TASK DIRECTIONS => In the entries that follow, find the word "text" and report each line it is on.

____

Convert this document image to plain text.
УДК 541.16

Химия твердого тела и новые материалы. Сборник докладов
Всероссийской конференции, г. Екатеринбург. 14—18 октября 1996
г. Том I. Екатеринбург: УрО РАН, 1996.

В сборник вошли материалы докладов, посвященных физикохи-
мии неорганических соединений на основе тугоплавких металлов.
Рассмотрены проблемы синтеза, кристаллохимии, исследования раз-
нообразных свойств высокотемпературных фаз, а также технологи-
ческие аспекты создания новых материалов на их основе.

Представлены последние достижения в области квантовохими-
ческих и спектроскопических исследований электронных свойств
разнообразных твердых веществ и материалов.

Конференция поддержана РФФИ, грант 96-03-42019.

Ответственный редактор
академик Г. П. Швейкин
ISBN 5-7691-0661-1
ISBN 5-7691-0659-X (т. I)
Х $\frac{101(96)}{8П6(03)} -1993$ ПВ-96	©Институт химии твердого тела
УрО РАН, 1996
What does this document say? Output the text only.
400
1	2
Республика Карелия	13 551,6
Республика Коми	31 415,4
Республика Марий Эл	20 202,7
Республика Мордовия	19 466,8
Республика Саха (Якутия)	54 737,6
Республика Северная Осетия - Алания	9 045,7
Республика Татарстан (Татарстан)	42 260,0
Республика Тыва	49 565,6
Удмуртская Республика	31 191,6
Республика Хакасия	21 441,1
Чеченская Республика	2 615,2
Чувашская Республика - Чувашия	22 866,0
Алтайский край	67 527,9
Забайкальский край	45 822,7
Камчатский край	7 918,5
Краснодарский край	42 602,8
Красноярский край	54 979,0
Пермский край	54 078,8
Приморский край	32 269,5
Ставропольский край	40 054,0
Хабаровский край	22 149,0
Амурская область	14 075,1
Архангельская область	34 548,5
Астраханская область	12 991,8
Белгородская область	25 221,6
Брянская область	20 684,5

____

RESULT OF THE TASK =>
Convert this document image to plain text.
What does this document say? Output the text only.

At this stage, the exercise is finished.